+++ Provided material +++
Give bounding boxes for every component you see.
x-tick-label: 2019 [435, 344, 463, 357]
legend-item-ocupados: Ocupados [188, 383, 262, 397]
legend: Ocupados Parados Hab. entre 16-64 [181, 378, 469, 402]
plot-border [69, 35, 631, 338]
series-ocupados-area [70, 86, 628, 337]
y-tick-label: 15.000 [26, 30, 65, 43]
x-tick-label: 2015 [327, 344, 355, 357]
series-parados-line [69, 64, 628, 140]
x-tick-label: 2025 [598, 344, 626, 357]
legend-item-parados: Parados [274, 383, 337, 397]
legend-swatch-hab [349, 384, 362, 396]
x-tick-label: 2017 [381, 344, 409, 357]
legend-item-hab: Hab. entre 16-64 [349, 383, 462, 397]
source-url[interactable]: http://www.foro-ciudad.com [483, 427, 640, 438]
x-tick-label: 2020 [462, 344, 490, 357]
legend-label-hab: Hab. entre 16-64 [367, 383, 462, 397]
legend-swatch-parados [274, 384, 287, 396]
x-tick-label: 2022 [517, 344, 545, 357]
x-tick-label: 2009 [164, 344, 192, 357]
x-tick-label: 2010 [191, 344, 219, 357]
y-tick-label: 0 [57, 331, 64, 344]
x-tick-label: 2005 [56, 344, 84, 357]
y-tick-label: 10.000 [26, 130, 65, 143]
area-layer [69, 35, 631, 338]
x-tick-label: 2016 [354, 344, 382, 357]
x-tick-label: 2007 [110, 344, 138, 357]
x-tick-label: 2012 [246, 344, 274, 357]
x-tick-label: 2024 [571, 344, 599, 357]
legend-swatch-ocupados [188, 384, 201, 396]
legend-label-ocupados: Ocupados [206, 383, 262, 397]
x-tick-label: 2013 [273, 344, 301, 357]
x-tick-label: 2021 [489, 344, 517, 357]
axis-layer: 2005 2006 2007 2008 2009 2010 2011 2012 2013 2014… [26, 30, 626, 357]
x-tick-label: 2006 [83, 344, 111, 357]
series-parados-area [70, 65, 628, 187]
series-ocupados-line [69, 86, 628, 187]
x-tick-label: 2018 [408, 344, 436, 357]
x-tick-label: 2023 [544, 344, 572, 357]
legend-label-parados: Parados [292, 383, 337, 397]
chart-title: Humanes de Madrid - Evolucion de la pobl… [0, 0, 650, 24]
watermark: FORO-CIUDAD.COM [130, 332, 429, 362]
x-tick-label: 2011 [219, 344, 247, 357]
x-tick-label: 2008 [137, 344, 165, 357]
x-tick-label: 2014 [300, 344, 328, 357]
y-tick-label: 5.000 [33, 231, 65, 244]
+++
» Directions for this task
Reproduce every line of the listing above verbatim and in its original order.

» Correct result
Give bounding boxes for every component you see.
x-tick-label: 2019 [435, 344, 463, 357]
legend-item-ocupados: Ocupados [188, 383, 262, 397]
legend: Ocupados Parados Hab. entre 16-64 [181, 378, 469, 402]
plot-border [69, 35, 631, 338]
series-ocupados-area [70, 86, 628, 337]
y-tick-label: 15.000 [26, 30, 65, 43]
x-tick-label: 2015 [327, 344, 355, 357]
series-parados-line [69, 64, 628, 140]
x-tick-label: 2025 [598, 344, 626, 357]
legend-item-parados: Parados [274, 383, 337, 397]
legend-swatch-hab [349, 384, 362, 396]
x-tick-label: 2017 [381, 344, 409, 357]
legend-item-hab: Hab. entre 16-64 [349, 383, 462, 397]
source-url[interactable]: http://www.foro-ciudad.com [483, 427, 640, 438]
x-tick-label: 2020 [462, 344, 490, 357]
legend-label-hab: Hab. entre 16-64 [367, 383, 462, 397]
legend-swatch-parados [274, 384, 287, 396]
x-tick-label: 2022 [517, 344, 545, 357]
x-tick-label: 2009 [164, 344, 192, 357]
x-tick-label: 2010 [191, 344, 219, 357]
y-tick-label: 0 [57, 331, 64, 344]
x-tick-label: 2005 [56, 344, 84, 357]
y-tick-label: 10.000 [26, 130, 65, 143]
area-layer [69, 35, 631, 338]
x-tick-label: 2016 [354, 344, 382, 357]
x-tick-label: 2007 [110, 344, 138, 357]
x-tick-label: 2012 [246, 344, 274, 357]
x-tick-label: 2024 [571, 344, 599, 357]
legend-swatch-ocupados [188, 384, 201, 396]
legend-label-ocupados: Ocupados [206, 383, 262, 397]
x-tick-label: 2013 [273, 344, 301, 357]
x-tick-label: 2021 [489, 344, 517, 357]
axis-layer: 2005 2006 2007 2008 2009 2010 2011 2012 2013 2014… [26, 30, 626, 357]
x-tick-label: 2006 [83, 344, 111, 357]
series-parados-area [70, 65, 628, 187]
series-ocupados-line [69, 86, 628, 187]
x-tick-label: 2018 [408, 344, 436, 357]
x-tick-label: 2023 [544, 344, 572, 357]
legend-label-parados: Parados [292, 383, 337, 397]
chart-title: Humanes de Madrid - Evolucion de la pobl… [0, 0, 650, 24]
watermark: FORO-CIUDAD.COM [130, 332, 429, 362]
x-tick-label: 2011 [219, 344, 247, 357]
x-tick-label: 2008 [137, 344, 165, 357]
x-tick-label: 2014 [300, 344, 328, 357]
y-tick-label: 5.000 [33, 231, 65, 244]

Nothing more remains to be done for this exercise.